▶ _What the exercise asks_
Collect from the data below each line with "výsledok".

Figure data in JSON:
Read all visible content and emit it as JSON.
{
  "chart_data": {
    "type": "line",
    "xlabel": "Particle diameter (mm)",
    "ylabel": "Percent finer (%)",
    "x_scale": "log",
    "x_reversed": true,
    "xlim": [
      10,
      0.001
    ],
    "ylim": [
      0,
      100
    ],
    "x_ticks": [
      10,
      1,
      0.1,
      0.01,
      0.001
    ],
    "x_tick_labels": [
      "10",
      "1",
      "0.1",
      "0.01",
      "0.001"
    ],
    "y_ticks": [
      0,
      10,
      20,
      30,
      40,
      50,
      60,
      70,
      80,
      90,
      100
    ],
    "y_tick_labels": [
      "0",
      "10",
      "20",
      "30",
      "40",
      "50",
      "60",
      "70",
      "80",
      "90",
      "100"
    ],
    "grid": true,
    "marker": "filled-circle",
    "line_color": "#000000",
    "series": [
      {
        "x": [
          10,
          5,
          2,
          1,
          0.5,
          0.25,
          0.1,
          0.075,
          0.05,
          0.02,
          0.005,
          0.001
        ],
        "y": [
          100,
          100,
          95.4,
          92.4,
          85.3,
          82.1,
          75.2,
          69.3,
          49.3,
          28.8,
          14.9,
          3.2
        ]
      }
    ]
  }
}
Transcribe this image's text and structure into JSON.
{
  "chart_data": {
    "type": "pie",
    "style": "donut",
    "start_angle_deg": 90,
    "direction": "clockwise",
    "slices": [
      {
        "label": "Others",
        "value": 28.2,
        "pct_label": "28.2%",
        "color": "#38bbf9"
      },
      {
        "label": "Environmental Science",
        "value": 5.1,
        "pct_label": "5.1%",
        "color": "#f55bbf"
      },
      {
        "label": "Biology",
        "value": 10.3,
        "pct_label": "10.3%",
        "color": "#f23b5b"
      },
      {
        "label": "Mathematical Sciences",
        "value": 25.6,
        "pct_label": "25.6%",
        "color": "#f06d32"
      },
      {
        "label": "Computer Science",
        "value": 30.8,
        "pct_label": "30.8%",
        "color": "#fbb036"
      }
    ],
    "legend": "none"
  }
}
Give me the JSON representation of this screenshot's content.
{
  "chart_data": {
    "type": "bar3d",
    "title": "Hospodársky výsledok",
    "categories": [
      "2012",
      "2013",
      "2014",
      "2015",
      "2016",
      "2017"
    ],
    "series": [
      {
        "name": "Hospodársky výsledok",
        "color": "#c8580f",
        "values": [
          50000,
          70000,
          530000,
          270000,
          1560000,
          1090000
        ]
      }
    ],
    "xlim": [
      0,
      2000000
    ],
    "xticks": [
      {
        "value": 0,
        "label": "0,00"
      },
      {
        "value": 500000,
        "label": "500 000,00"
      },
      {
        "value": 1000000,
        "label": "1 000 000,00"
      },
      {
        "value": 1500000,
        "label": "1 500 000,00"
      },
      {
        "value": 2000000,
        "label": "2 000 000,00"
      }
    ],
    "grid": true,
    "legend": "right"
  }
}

▶ _The completed task_
    "title": "Hospodársky výsledok",
        "name": "Hospodársky výsledok",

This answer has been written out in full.